━━━━━ EXCERPTED RECORDS ━━━━━

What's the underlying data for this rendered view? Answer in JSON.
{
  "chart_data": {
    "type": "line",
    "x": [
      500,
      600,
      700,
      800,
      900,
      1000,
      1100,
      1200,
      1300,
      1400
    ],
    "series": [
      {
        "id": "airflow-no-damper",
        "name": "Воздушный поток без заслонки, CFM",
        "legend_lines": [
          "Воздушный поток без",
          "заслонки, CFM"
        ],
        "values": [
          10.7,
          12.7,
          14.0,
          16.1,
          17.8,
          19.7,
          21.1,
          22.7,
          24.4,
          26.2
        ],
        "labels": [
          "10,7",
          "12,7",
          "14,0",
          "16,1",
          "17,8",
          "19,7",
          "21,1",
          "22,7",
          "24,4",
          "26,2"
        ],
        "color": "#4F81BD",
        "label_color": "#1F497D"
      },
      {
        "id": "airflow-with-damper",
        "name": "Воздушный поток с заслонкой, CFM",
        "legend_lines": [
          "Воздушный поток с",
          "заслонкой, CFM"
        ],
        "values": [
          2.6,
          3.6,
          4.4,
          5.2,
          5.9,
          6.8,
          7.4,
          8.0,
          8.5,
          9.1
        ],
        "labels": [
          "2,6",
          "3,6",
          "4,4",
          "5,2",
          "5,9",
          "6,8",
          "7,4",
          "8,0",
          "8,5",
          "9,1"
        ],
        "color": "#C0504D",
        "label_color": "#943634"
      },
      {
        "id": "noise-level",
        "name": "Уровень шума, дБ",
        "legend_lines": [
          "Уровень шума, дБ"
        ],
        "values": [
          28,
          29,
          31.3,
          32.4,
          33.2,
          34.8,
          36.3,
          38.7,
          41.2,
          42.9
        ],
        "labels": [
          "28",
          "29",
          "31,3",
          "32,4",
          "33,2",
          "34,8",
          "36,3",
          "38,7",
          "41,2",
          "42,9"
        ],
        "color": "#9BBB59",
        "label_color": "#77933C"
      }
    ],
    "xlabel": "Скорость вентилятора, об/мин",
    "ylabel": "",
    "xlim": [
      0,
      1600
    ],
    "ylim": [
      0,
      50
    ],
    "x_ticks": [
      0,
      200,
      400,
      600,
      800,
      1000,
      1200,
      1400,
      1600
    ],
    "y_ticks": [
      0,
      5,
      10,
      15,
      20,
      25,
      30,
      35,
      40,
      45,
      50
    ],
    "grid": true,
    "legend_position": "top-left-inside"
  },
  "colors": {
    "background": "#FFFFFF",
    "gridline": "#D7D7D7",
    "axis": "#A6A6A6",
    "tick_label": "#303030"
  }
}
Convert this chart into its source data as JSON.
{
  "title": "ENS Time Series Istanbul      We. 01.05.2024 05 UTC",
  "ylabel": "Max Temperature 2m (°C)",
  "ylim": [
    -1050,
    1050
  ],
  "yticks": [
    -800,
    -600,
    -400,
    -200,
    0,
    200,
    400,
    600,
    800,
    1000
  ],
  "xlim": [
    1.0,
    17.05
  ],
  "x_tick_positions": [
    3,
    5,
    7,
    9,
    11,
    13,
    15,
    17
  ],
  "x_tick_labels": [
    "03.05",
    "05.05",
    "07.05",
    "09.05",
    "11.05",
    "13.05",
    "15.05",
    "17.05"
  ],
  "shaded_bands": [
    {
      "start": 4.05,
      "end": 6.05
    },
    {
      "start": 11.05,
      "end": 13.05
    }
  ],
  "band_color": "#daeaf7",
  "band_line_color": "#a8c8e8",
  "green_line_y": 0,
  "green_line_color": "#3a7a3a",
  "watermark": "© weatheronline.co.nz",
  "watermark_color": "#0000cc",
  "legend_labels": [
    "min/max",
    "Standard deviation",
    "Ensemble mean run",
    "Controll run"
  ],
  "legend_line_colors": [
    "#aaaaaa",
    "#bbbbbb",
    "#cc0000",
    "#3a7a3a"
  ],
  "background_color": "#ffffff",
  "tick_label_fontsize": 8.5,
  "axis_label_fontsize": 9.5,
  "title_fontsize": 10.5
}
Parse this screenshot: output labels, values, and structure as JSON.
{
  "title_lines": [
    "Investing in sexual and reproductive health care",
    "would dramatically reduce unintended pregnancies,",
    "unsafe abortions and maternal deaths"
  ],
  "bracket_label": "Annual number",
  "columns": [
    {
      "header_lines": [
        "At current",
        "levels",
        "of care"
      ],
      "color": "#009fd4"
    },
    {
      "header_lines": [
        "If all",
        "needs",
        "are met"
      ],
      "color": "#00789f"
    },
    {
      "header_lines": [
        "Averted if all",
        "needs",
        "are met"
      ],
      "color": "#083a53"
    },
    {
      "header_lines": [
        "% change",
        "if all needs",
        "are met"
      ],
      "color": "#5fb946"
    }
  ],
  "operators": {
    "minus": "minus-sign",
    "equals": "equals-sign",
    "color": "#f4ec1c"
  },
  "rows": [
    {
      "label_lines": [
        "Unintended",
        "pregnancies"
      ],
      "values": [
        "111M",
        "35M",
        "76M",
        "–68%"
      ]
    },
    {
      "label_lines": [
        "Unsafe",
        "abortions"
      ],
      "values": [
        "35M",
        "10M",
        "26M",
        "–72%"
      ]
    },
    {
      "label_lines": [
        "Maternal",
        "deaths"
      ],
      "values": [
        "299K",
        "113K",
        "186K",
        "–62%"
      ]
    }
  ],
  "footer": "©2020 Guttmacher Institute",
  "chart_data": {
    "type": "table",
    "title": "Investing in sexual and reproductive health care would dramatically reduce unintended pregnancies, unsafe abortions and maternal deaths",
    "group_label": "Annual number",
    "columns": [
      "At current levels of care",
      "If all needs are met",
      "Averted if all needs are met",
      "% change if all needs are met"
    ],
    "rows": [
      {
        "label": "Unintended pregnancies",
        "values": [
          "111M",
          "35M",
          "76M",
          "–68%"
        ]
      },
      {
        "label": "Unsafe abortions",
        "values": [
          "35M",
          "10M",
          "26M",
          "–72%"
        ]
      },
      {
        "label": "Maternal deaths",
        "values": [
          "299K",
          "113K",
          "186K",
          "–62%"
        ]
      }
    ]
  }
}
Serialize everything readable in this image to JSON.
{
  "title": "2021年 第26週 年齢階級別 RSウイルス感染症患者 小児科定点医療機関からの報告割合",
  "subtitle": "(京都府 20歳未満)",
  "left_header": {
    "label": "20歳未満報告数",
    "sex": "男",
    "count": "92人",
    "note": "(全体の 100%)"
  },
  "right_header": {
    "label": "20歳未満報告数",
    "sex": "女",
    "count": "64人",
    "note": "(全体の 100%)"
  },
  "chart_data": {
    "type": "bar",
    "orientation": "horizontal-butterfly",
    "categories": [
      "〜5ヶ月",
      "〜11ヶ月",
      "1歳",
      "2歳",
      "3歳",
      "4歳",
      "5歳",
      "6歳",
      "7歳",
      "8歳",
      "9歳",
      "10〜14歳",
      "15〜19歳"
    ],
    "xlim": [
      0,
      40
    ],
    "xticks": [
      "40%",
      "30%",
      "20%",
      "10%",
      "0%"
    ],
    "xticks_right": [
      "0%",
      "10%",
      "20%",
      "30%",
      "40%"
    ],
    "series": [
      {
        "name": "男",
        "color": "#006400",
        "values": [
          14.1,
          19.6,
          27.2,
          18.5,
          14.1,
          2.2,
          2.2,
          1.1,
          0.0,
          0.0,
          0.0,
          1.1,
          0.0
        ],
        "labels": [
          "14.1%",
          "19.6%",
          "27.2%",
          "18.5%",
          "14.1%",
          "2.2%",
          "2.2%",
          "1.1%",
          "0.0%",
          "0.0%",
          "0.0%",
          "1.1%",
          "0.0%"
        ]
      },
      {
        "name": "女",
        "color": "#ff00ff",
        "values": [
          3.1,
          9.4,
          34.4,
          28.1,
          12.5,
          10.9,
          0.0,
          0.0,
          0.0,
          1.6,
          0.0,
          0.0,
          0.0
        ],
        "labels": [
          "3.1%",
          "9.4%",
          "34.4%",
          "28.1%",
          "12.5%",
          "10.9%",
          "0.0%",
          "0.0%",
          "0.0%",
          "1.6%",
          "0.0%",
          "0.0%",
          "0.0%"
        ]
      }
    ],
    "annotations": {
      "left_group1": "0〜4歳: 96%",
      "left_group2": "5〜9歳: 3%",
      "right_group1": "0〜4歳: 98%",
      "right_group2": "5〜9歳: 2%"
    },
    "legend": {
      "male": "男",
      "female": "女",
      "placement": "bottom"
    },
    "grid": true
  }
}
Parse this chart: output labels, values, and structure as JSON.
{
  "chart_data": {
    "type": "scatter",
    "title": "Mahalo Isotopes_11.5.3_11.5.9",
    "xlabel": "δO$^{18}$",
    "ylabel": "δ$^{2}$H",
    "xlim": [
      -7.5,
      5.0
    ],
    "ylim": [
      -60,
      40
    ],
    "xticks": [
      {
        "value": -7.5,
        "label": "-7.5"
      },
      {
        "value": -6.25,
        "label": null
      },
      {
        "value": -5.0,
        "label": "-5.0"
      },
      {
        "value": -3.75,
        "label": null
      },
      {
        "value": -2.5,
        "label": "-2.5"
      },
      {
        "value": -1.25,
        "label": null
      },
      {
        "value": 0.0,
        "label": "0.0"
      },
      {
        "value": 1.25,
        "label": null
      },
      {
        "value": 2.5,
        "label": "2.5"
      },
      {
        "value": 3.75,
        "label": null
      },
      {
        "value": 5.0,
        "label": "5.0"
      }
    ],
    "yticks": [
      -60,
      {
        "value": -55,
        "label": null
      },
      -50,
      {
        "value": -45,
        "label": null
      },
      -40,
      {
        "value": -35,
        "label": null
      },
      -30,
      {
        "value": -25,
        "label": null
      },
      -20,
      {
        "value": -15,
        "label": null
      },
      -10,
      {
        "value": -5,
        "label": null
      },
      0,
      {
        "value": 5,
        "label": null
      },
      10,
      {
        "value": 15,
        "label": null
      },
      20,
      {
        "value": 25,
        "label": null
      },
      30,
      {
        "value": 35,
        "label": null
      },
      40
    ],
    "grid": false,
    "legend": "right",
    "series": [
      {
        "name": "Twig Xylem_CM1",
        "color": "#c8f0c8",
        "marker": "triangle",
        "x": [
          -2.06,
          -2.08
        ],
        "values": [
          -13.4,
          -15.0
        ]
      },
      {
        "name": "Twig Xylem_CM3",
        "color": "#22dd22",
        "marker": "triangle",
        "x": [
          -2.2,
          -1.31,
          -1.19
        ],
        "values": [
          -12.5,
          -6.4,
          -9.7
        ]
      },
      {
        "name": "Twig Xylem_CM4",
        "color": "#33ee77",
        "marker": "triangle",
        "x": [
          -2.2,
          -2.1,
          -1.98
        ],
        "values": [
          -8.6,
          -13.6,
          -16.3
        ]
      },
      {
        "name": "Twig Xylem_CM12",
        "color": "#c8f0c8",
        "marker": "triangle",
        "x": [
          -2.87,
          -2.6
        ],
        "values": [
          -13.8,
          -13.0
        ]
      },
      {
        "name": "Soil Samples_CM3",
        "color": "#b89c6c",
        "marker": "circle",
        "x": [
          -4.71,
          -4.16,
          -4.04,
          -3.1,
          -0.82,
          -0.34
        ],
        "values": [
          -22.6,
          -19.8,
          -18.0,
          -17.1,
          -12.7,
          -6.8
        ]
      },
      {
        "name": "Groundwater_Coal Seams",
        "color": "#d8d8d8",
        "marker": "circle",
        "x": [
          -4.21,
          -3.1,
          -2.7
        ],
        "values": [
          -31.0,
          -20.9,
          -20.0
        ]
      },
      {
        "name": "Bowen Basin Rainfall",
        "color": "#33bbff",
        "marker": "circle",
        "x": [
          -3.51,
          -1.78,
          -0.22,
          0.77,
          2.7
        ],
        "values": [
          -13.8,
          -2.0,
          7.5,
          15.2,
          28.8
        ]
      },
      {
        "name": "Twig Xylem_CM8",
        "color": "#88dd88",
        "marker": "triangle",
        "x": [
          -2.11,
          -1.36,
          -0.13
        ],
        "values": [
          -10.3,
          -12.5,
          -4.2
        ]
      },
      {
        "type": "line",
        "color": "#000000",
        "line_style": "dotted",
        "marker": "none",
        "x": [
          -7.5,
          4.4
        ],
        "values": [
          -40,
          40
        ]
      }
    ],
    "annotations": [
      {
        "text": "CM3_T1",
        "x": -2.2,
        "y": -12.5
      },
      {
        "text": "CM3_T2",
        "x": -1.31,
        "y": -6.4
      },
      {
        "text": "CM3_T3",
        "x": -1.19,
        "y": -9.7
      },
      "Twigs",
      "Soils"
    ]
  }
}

━━━━━

CHALLENGE: Check each line of the entries above, and show every one holding the word "JSON".

CORRECT RESPONSE:
What's the underlying data for this rendered view? Answer in JSON.
Convert this chart into its source data as JSON.
Parse this screenshot: output labels, values, and structure as JSON.
Serialize everything readable in this image to JSON.
Parse this chart: output labels, values, and structure as JSON.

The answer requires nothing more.